=== Record list ===

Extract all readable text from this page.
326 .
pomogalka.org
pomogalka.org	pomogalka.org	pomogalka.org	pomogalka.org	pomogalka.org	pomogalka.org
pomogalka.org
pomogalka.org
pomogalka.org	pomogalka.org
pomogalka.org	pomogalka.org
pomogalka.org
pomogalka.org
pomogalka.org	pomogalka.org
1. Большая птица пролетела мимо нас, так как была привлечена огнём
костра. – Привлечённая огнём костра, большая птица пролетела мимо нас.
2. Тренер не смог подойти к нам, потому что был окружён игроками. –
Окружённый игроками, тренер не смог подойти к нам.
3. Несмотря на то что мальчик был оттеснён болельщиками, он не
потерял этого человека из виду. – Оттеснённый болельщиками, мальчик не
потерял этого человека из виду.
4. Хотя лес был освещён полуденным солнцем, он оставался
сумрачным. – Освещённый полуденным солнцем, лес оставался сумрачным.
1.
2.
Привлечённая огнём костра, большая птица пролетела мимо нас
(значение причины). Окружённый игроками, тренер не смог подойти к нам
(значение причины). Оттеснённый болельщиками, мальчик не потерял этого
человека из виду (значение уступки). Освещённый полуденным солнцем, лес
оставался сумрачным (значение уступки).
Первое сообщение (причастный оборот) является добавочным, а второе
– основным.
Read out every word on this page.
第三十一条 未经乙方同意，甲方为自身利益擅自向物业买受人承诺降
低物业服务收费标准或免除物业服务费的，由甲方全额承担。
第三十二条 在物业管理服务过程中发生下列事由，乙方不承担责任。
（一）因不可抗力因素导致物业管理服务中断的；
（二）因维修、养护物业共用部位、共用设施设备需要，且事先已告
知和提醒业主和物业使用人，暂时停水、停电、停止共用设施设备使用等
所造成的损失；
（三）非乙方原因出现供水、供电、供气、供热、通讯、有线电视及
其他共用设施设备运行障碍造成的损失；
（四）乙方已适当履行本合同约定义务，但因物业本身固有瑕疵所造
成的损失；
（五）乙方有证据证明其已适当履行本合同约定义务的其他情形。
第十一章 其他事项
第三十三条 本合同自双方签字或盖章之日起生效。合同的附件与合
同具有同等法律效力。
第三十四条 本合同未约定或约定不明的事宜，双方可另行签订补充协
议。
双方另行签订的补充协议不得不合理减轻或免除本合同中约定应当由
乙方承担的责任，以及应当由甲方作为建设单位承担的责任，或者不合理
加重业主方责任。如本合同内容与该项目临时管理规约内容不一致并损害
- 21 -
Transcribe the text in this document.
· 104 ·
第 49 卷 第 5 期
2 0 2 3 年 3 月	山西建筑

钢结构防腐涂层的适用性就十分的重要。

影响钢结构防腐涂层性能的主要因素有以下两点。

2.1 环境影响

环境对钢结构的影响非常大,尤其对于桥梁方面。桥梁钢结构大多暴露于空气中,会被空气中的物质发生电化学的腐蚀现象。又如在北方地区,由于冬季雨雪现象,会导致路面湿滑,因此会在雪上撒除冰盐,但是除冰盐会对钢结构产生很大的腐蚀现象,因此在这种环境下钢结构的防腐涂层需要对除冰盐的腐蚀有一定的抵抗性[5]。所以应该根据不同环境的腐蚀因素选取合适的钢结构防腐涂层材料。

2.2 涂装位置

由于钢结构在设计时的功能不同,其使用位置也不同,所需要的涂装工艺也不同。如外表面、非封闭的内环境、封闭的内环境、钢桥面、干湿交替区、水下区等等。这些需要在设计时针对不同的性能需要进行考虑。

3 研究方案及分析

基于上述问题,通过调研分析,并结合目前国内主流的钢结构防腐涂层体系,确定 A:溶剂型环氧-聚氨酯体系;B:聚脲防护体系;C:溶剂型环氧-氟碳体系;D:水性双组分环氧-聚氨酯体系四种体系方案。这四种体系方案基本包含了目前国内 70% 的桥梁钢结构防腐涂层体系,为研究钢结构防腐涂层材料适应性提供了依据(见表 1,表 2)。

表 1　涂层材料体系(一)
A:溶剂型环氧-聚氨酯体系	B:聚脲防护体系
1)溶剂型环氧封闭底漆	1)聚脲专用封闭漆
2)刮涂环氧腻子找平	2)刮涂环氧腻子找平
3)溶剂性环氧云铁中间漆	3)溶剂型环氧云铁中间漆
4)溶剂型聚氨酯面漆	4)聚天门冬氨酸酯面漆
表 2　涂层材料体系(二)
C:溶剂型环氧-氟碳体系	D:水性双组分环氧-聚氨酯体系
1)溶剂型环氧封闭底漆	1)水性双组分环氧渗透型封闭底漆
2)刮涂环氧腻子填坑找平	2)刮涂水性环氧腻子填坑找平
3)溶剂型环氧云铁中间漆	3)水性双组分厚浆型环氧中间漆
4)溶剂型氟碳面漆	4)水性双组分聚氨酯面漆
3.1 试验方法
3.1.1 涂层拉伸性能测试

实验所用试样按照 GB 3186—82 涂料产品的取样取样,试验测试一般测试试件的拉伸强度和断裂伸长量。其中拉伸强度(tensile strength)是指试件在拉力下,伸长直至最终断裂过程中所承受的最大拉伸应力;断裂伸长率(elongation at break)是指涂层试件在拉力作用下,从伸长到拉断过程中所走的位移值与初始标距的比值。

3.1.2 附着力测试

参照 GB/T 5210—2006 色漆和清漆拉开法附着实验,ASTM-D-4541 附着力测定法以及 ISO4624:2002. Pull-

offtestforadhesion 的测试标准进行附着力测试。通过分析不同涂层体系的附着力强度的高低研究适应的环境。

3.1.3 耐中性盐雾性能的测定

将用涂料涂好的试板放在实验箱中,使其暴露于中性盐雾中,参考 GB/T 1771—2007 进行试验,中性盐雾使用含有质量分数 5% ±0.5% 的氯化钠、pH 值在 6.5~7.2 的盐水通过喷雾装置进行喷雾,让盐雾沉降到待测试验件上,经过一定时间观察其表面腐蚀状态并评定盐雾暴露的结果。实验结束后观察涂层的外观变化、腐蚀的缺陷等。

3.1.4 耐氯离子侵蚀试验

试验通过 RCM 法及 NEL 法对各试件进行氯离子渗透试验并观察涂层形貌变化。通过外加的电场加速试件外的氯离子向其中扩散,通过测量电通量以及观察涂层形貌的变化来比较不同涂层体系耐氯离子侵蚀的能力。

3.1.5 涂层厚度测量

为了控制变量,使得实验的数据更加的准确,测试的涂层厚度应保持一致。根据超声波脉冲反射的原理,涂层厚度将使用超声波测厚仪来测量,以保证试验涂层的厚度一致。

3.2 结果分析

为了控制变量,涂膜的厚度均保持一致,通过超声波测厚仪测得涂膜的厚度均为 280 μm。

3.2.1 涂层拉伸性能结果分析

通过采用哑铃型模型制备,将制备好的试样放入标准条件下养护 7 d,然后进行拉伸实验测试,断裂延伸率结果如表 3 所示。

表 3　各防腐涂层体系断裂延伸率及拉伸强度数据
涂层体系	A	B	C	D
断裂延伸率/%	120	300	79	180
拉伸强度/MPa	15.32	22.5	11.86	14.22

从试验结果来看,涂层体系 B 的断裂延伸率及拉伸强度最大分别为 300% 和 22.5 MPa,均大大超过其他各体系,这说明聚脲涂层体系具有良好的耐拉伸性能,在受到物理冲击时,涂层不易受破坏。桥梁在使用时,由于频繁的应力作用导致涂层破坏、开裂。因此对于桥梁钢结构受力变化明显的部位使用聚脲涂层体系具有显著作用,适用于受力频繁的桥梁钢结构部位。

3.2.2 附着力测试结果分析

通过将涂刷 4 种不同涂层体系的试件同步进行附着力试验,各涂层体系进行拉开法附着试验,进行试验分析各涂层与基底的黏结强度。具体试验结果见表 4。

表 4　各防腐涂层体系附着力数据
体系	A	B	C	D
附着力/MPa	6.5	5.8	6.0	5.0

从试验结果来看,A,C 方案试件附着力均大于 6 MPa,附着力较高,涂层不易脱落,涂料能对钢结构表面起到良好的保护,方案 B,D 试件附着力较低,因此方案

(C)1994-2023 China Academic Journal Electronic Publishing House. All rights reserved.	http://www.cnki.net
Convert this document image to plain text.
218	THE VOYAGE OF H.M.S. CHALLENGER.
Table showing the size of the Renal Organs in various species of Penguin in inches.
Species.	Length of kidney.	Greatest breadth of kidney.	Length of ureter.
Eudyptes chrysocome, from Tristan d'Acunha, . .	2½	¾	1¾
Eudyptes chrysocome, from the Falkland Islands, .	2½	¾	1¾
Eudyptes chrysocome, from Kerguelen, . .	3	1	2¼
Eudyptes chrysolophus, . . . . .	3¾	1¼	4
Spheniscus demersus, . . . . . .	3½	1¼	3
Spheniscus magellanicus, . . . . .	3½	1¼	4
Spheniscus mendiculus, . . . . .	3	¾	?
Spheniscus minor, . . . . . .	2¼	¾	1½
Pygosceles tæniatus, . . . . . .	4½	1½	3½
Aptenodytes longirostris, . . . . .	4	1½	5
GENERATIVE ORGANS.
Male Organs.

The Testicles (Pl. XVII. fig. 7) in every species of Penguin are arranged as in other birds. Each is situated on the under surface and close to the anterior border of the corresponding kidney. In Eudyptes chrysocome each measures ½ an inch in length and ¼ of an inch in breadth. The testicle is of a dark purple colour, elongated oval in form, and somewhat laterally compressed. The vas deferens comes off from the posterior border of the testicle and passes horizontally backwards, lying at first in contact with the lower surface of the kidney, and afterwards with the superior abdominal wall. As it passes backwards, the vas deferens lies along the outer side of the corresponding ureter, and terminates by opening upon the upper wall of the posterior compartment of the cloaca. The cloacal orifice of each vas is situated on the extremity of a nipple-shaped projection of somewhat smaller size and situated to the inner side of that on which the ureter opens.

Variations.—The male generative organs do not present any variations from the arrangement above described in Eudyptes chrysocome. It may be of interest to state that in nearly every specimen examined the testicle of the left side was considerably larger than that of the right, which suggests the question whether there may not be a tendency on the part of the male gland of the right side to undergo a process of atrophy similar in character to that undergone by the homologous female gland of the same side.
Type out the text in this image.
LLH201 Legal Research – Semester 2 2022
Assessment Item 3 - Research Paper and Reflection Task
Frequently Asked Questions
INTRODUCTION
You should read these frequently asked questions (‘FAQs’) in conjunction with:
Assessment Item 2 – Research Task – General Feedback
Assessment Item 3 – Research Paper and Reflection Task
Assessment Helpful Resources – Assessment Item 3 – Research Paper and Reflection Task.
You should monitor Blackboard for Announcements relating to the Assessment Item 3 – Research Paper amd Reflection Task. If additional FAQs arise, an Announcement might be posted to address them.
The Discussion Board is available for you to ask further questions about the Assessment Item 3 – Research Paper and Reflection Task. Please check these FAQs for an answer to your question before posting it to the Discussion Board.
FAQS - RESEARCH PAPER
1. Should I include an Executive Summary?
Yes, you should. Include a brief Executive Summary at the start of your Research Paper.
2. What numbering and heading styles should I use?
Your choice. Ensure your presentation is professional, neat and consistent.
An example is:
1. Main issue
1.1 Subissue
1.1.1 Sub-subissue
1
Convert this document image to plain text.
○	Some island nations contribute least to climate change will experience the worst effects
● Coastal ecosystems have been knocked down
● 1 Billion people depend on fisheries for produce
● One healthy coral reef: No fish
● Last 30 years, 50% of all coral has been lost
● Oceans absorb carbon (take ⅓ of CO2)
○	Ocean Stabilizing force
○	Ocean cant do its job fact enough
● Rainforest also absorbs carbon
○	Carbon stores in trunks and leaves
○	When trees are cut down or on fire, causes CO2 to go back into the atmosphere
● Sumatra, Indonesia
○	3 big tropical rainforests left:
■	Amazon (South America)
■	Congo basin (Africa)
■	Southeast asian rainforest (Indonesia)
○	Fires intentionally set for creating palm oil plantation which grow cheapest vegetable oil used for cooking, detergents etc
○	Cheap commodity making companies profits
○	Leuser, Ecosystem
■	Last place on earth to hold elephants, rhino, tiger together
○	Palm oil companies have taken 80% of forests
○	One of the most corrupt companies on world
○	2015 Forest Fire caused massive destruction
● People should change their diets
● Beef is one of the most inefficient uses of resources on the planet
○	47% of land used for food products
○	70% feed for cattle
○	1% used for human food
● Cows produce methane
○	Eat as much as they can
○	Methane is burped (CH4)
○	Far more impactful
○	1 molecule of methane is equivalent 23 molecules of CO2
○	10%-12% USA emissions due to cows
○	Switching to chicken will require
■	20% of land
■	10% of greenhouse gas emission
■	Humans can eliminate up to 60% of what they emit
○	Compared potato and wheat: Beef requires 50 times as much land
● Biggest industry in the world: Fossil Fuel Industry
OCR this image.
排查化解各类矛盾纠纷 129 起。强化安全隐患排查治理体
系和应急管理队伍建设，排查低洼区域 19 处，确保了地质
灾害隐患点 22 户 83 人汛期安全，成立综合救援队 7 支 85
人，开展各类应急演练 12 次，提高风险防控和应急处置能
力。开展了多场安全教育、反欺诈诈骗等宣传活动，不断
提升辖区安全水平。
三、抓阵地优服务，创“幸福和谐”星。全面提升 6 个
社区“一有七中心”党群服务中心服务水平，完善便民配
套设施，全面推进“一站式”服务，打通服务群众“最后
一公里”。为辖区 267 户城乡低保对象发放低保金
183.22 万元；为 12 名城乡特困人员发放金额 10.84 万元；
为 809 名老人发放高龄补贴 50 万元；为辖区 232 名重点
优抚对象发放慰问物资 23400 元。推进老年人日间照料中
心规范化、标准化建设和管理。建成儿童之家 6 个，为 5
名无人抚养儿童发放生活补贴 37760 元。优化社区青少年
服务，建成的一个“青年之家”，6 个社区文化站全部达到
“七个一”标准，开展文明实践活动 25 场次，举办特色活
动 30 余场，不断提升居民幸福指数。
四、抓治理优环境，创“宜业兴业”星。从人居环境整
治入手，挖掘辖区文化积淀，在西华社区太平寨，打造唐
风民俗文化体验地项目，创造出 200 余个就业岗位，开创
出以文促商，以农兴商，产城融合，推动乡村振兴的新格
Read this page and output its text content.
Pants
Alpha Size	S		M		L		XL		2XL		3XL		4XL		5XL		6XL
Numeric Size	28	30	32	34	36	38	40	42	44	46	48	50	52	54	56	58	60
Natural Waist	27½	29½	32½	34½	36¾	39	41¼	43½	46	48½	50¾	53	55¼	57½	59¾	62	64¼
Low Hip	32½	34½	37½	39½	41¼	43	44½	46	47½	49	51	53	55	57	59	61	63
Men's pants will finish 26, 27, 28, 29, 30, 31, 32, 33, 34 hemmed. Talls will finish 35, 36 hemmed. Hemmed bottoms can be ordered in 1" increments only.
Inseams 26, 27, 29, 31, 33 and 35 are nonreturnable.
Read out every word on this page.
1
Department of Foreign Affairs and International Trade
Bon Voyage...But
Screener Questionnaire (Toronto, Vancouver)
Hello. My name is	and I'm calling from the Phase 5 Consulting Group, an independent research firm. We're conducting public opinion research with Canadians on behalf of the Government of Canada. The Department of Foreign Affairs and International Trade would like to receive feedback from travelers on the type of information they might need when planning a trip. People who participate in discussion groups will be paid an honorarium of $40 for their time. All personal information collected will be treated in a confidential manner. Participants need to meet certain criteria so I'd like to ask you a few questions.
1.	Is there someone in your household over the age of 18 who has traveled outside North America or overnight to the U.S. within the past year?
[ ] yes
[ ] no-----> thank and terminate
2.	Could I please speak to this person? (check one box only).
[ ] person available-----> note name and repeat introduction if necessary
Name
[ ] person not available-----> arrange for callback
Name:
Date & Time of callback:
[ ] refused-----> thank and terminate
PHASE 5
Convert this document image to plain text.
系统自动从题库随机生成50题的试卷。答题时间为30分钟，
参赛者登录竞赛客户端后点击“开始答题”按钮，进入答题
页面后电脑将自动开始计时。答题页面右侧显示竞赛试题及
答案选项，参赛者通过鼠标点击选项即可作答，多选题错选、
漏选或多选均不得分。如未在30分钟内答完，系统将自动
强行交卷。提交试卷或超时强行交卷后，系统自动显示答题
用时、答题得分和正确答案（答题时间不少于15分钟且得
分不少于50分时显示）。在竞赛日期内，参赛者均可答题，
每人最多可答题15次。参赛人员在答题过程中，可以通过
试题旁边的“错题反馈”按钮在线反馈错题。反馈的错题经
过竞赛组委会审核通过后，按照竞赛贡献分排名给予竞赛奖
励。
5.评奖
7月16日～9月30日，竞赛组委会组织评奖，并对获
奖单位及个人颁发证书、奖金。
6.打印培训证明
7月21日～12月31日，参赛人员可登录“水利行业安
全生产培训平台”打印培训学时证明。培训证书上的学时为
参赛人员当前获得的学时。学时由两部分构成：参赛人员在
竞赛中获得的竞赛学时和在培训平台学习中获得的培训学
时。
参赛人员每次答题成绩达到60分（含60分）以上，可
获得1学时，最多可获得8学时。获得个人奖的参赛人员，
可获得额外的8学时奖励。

===

■ **Requirements**
Each line holding "Item" must be found and copied.

■ **In response**
Assessment Item 3 - Research Paper and Reflection Task
Assessment Item 2 – Research Task – General Feedback
Assessment Item 3 – Research Paper and Reflection Task
Assessment Helpful Resources – Assessment Item 3 – Research Paper and Reflection Task.
You should monitor Blackboard for Announcements relating to the Assessment Item 3 – Research Paper amd Reflection Task. If additional FAQs arise, an Announcement might be posted to address them.
The Discussion Board is available for you to ask further questions about the Assessment Item 3 – Research Paper and Reflection Task. Please check these FAQs for an answer to your question before posting it to the Discussion Board.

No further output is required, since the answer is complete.